- _To do_
Output the material word for word. Leave each picture out.

- _Collected data_
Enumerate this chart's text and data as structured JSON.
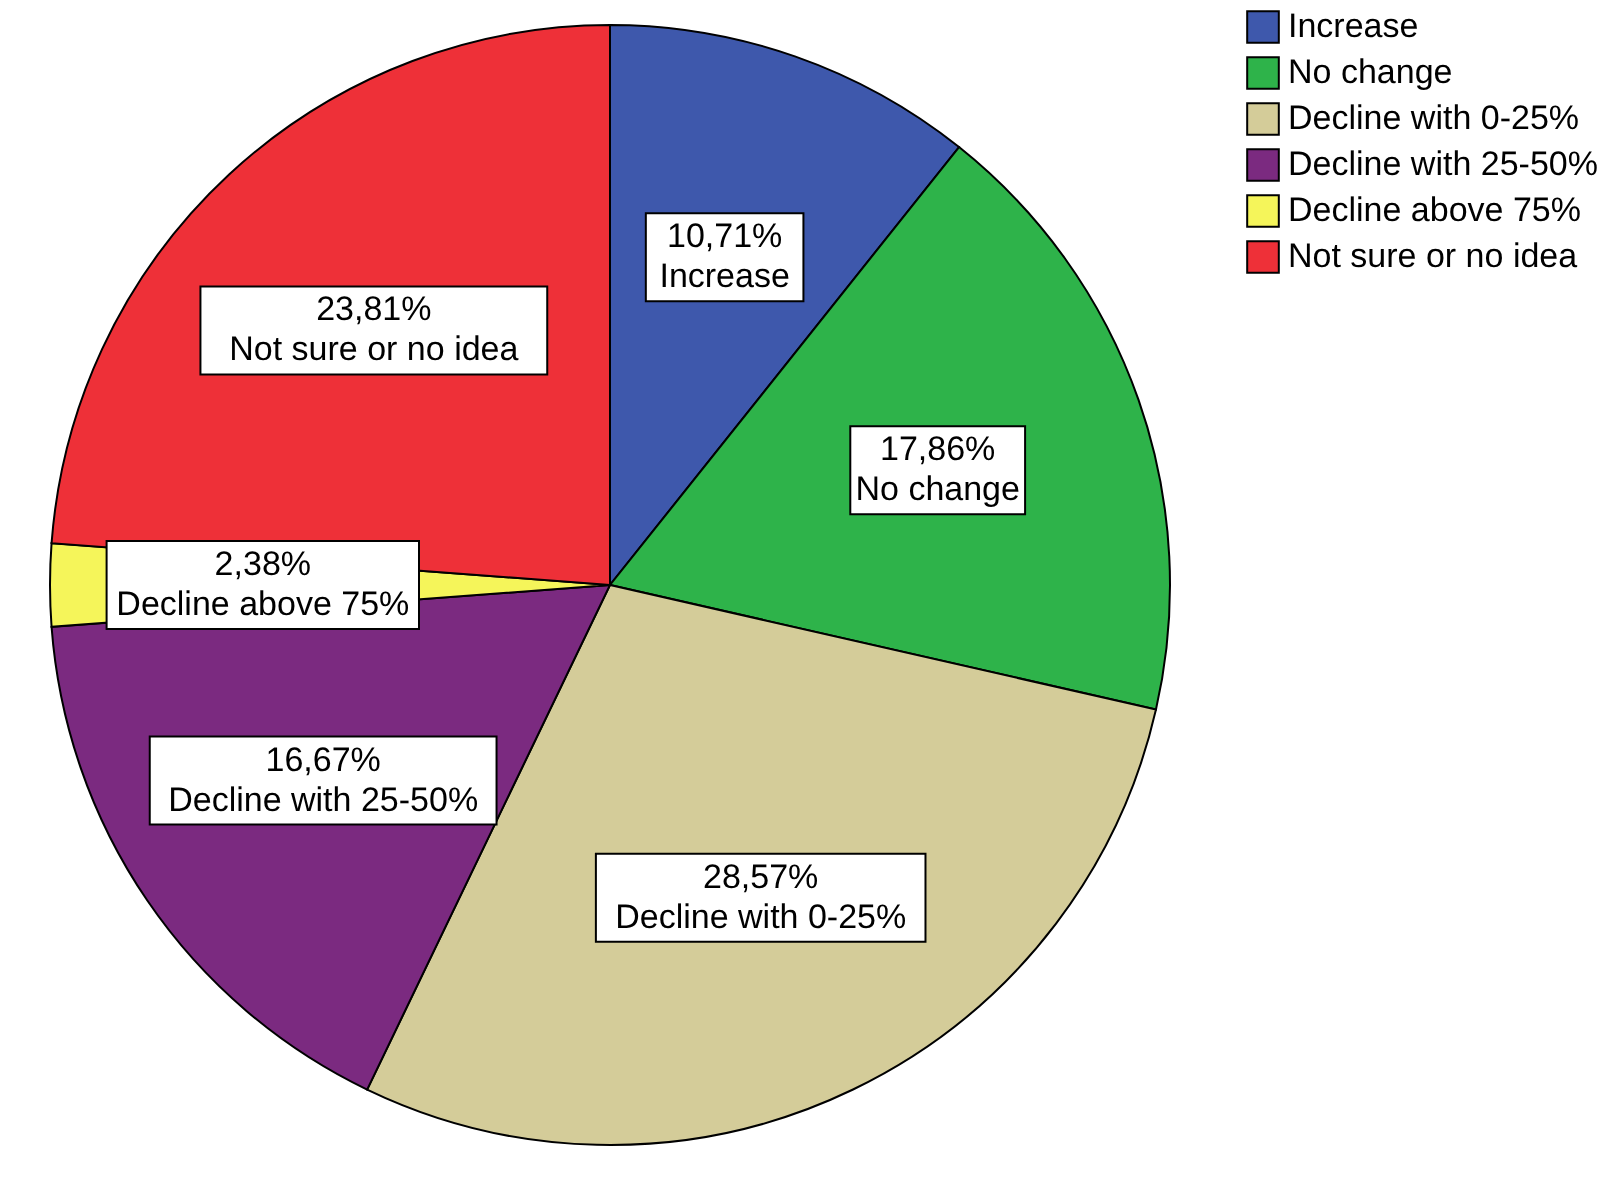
{
  "chart_data": {
    "type": "pie",
    "categories": [
      "Increase",
      "No change",
      "Decline with 0-25%",
      "Decline with 25-50%",
      "Decline above 75%",
      "Not sure or no idea"
    ],
    "values": [
      10.71,
      17.86,
      28.57,
      16.67,
      2.38,
      23.81
    ],
    "value_labels": [
      "10,71%",
      "17,86%",
      "28,57%",
      "16,67%",
      "2,38%",
      "23,81%"
    ],
    "colors": [
      "#3e58ac",
      "#2eb34a",
      "#d4cc99",
      "#7b2a80",
      "#f5f55a",
      "#ee3038"
    ],
    "legend": "top right"
  }
}
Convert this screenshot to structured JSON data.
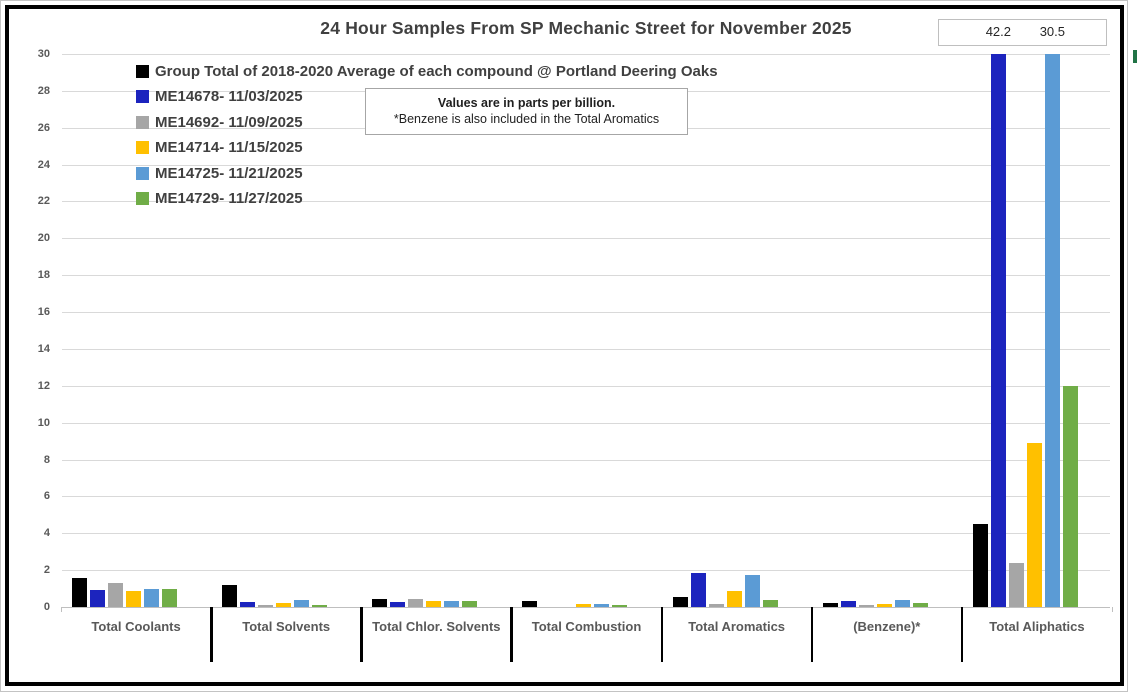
{
  "chart_data": {
    "type": "bar",
    "title": "24 Hour Samples From SP Mechanic Street for November 2025",
    "note_line1": "Values are in parts per billion.",
    "note_line2": "*Benzene is also included in the Total Aromatics",
    "categories": [
      "Total Coolants",
      "Total Solvents",
      "Total Chlor. Solvents",
      "Total Combustion",
      "Total Aromatics",
      "(Benzene)*",
      "Total Aliphatics"
    ],
    "series": [
      {
        "name": "Group Total of 2018-2020 Average of each compound @ Portland Deering Oaks",
        "color": "#000000",
        "values": [
          1.6,
          1.2,
          0.45,
          0.3,
          0.55,
          0.2,
          4.5
        ]
      },
      {
        "name": "ME14678- 11/03/2025",
        "color": "#1C24BE",
        "values": [
          0.9,
          0.25,
          0.25,
          0,
          1.85,
          0.35,
          42.2
        ]
      },
      {
        "name": "ME14692- 11/09/2025",
        "color": "#A6A6A6",
        "values": [
          1.3,
          0.1,
          0.45,
          0,
          0.15,
          0.1,
          2.4
        ]
      },
      {
        "name": "ME14714- 11/15/2025",
        "color": "#FFC000",
        "values": [
          0.85,
          0.2,
          0.35,
          0.15,
          0.85,
          0.15,
          8.9
        ]
      },
      {
        "name": "ME14725- 11/21/2025",
        "color": "#5B9BD5",
        "values": [
          1.0,
          0.4,
          0.35,
          0.15,
          1.75,
          0.4,
          30.5
        ]
      },
      {
        "name": "ME14729- 11/27/2025",
        "color": "#70AD47",
        "values": [
          1.0,
          0.1,
          0.3,
          0.1,
          0.4,
          0.2,
          12.0
        ]
      }
    ],
    "ylim": [
      0,
      30
    ],
    "ytick_step": 2,
    "ytick_labels": [
      "0",
      "2",
      "4",
      "6",
      "8",
      "10",
      "12",
      "14",
      "16",
      "18",
      "20",
      "22",
      "24",
      "26",
      "28",
      "30"
    ],
    "overflow_labels": [
      "42.2",
      "30.5"
    ],
    "legend_position": "top-left",
    "grid": true,
    "xlabel": "",
    "ylabel": ""
  },
  "colors": {
    "gridline": "#D9D9D9",
    "axis_line": "#BFBFBF",
    "category_separator": "#000000",
    "title_text": "#404040",
    "legend_text": "#404040",
    "axis_text": "#595959",
    "chart_border": "#000000",
    "sheet_edge_mark": "#217346"
  }
}
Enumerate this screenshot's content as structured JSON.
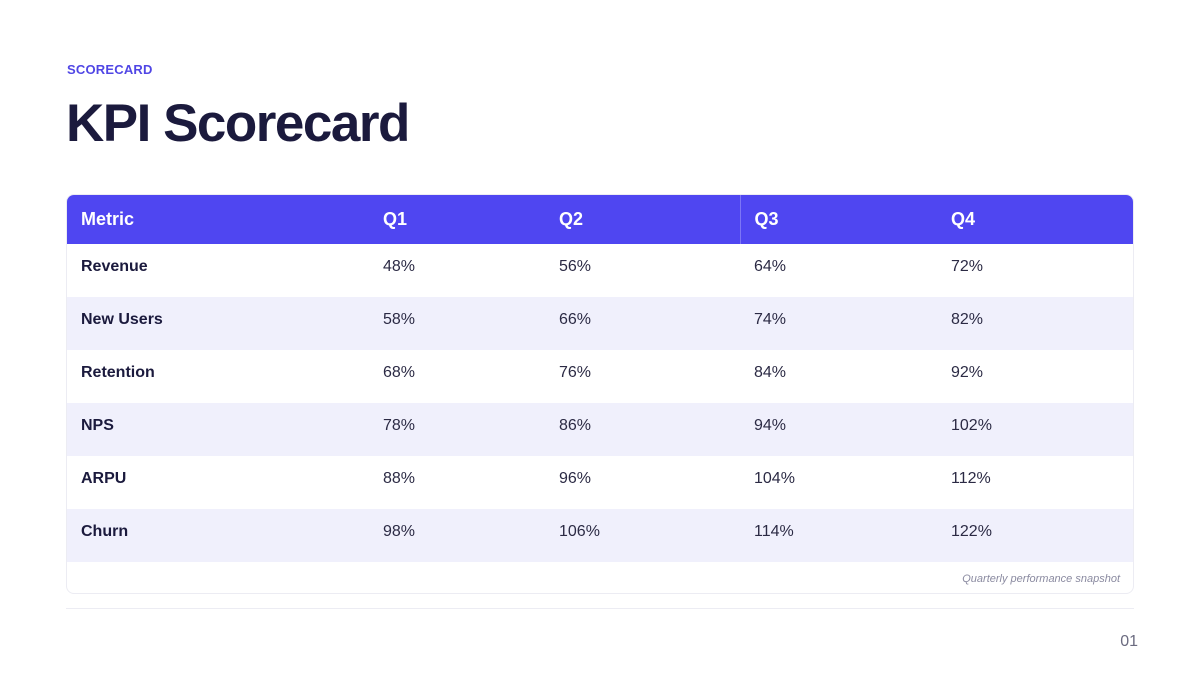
{
  "eyebrow": "SCORECARD",
  "title": "KPI Scorecard",
  "table": {
    "headers": [
      "Metric",
      "Q1",
      "Q2",
      "Q3",
      "Q4"
    ],
    "rows": [
      [
        "Revenue",
        "48%",
        "56%",
        "64%",
        "72%"
      ],
      [
        "New Users",
        "58%",
        "66%",
        "74%",
        "82%"
      ],
      [
        "Retention",
        "68%",
        "76%",
        "84%",
        "92%"
      ],
      [
        "NPS",
        "78%",
        "86%",
        "94%",
        "102%"
      ],
      [
        "ARPU",
        "88%",
        "96%",
        "104%",
        "112%"
      ],
      [
        "Churn",
        "98%",
        "106%",
        "114%",
        "122%"
      ]
    ],
    "caption": "Quarterly performance snapshot"
  },
  "page_number": "01",
  "colors": {
    "accent": "#4f46f1",
    "eyebrow": "#5046e5",
    "title": "#1b1a3d",
    "stripe": "#f0f0fc"
  }
}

- _Written response_
Enumerate this chart's text and data as structured JSON.
{
  "chart_data": {
    "type": "pie",
    "categories": [
      "Increase",
      "No change",
      "Decline with 0-25%",
      "Decline with 25-50%",
      "Decline above 75%",
      "Not sure or no idea"
    ],
    "values": [
      10.71,
      17.86,
      28.57,
      16.67,
      2.38,
      23.81
    ],
    "value_labels": [
      "10,71%",
      "17,86%",
      "28,57%",
      "16,67%",
      "2,38%",
      "23,81%"
    ],
    "colors": [
      "#3e58ac",
      "#2eb34a",
      "#d4cc99",
      "#7b2a80",
      "#f5f55a",
      "#ee3038"
    ],
    "legend": "top right"
  }
}
Convert this screenshot to structured JSON data.
{
  "chart_data": {
    "type": "bar",
    "title": "24 Hour Samples From SP Mechanic Street for November 2025",
    "note_line1": "Values are in parts per billion.",
    "note_line2": "*Benzene is also included in the Total Aromatics",
    "categories": [
      "Total Coolants",
      "Total Solvents",
      "Total Chlor. Solvents",
      "Total Combustion",
      "Total Aromatics",
      "(Benzene)*",
      "Total Aliphatics"
    ],
    "series": [
      {
        "name": "Group Total of 2018-2020 Average of each compound @ Portland Deering Oaks",
        "color": "#000000",
        "values": [
          1.6,
          1.2,
          0.45,
          0.3,
          0.55,
          0.2,
          4.5
        ]
      },
      {
        "name": "ME14678- 11/03/2025",
        "color": "#1C24BE",
        "values": [
          0.9,
          0.25,
          0.25,
          0,
          1.85,
          0.35,
          42.2
        ]
      },
      {
        "name": "ME14692- 11/09/2025",
        "color": "#A6A6A6",
        "values": [
          1.3,
          0.1,
          0.45,
          0,
          0.15,
          0.1,
          2.4
        ]
      },
      {
        "name": "ME14714- 11/15/2025",
        "color": "#FFC000",
        "values": [
          0.85,
          0.2,
          0.35,
          0.15,
          0.85,
          0.15,
          8.9
        ]
      },
      {
        "name": "ME14725- 11/21/2025",
        "color": "#5B9BD5",
        "values": [
          1.0,
          0.4,
          0.35,
          0.15,
          1.75,
          0.4,
          30.5
        ]
      },
      {
        "name": "ME14729- 11/27/2025",
        "color": "#70AD47",
        "values": [
          1.0,
          0.1,
          0.3,
          0.1,
          0.4,
          0.2,
          12.0
        ]
      }
    ],
    "ylim": [
      0,
      30
    ],
    "ytick_step": 2,
    "ytick_labels": [
      "0",
      "2",
      "4",
      "6",
      "8",
      "10",
      "12",
      "14",
      "16",
      "18",
      "20",
      "22",
      "24",
      "26",
      "28",
      "30"
    ],
    "overflow_labels": [
      "42.2",
      "30.5"
    ],
    "legend_position": "top-left",
    "grid": true,
    "xlabel": "",
    "ylabel": ""
  },
  "colors": {
    "gridline": "#D9D9D9",
    "axis_line": "#BFBFBF",
    "category_separator": "#000000",
    "title_text": "#404040",
    "legend_text": "#404040",
    "axis_text": "#595959",
    "chart_border": "#000000",
    "sheet_edge_mark": "#217346"
  }
}
Enumerate this screenshot's content as structured JSON.
{
  "eyebrow": "SCORECARD",
  "title": "KPI Scorecard",
  "table": {
    "headers": [
      "Metric",
      "Q1",
      "Q2",
      "Q3",
      "Q4"
    ],
    "rows": [
      [
        "Revenue",
        "48%",
        "56%",
        "64%",
        "72%"
      ],
      [
        "New Users",
        "58%",
        "66%",
        "74%",
        "82%"
      ],
      [
        "Retention",
        "68%",
        "76%",
        "84%",
        "92%"
      ],
      [
        "NPS",
        "78%",
        "86%",
        "94%",
        "102%"
      ],
      [
        "ARPU",
        "88%",
        "96%",
        "104%",
        "112%"
      ],
      [
        "Churn",
        "98%",
        "106%",
        "114%",
        "122%"
      ]
    ],
    "caption": "Quarterly performance snapshot"
  },
  "page_number": "01",
  "colors": {
    "accent": "#4f46f1",
    "eyebrow": "#5046e5",
    "title": "#1b1a3d",
    "stripe": "#f0f0fc"
  }
}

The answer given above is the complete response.